- **WORK TO COMPLETE**: Extract the final stretch of the data: the line that contains "What data populates" and every line after it, unaltered, and no other lines.

- **RECORDED DATA**:
— Start —
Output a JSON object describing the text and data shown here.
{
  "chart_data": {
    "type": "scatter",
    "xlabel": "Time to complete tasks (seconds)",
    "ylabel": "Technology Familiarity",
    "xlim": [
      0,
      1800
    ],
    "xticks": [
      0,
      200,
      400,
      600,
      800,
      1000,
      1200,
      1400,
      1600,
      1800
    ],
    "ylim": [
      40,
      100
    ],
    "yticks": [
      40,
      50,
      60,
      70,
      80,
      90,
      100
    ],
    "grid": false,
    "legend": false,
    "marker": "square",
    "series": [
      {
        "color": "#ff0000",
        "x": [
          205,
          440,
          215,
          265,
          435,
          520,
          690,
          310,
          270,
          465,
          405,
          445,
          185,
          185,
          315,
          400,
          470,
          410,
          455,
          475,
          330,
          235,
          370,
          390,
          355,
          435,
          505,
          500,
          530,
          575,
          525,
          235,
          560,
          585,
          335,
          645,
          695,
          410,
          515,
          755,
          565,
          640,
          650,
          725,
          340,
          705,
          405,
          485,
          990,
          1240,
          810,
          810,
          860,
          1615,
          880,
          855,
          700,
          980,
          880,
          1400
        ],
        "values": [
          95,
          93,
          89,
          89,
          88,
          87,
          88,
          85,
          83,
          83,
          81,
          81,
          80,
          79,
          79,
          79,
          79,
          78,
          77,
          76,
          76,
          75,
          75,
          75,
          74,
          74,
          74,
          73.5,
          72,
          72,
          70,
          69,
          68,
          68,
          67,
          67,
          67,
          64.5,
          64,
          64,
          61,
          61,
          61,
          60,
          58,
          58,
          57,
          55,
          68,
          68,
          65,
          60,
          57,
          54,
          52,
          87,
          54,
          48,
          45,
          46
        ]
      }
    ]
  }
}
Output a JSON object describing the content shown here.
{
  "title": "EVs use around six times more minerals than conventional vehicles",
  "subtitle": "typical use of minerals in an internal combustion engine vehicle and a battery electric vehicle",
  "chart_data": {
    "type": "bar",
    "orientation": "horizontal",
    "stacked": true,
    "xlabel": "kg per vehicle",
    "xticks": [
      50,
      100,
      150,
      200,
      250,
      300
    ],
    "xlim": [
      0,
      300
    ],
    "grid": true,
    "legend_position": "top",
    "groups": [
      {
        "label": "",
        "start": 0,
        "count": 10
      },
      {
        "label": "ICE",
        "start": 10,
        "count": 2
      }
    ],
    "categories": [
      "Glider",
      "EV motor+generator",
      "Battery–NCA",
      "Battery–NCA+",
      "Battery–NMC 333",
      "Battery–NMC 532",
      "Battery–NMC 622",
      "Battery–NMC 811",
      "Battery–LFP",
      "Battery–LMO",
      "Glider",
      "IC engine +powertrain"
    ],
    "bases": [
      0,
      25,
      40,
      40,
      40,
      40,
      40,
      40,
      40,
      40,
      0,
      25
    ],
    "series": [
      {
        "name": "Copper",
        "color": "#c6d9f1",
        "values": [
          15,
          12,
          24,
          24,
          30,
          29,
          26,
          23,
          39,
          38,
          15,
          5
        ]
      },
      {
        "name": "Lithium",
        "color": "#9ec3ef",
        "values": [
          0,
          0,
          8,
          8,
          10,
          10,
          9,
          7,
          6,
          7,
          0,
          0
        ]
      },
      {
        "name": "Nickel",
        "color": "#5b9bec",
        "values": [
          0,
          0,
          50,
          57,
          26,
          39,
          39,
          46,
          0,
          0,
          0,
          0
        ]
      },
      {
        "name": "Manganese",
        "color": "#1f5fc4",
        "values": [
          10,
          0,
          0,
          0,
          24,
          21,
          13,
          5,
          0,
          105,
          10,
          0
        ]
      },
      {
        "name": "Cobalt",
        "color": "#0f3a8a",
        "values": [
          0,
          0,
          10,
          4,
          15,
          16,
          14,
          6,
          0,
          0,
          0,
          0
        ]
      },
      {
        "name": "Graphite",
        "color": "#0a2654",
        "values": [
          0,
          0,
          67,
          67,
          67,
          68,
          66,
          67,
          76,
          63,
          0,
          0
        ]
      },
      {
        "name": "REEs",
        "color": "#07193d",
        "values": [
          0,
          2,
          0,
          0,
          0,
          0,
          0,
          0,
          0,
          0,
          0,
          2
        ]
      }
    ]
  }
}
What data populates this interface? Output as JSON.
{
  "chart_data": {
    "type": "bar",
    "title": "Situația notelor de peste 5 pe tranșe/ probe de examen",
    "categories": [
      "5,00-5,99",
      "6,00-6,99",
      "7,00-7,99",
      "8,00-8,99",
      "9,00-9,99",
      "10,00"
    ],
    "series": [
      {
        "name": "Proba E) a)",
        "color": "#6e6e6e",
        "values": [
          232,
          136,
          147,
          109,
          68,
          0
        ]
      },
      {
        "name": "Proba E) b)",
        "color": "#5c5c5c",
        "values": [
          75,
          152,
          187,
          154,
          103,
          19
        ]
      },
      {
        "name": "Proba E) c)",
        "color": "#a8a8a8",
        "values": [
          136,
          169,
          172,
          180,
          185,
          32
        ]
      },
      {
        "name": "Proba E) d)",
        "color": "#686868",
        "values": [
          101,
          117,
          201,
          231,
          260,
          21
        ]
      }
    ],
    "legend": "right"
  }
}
— End —
- **WRITTEN RESPONSE**:
What data populates this interface? Output as JSON.
{
  "chart_data": {
    "type": "bar",
    "title": "Situația notelor de peste 5 pe tranșe/ probe de examen",
    "categories": [
      "5,00-5,99",
      "6,00-6,99",
      "7,00-7,99",
      "8,00-8,99",
      "9,00-9,99",
      "10,00"
    ],
    "series": [
      {
        "name": "Proba E) a)",
        "color": "#6e6e6e",
        "values": [
          232,
          136,
          147,
          109,
          68,
          0
        ]
      },
      {
        "name": "Proba E) b)",
        "color": "#5c5c5c",
        "values": [
          75,
          152,
          187,
          154,
          103,
          19
        ]
      },
      {
        "name": "Proba E) c)",
        "color": "#a8a8a8",
        "values": [
          136,
          169,
          172,
          180,
          185,
          32
        ]
      },
      {
        "name": "Proba E) d)",
        "color": "#686868",
        "values": [
          101,
          117,
          201,
          231,
          260,
          21
        ]
      }
    ],
    "legend": "right"
  }
}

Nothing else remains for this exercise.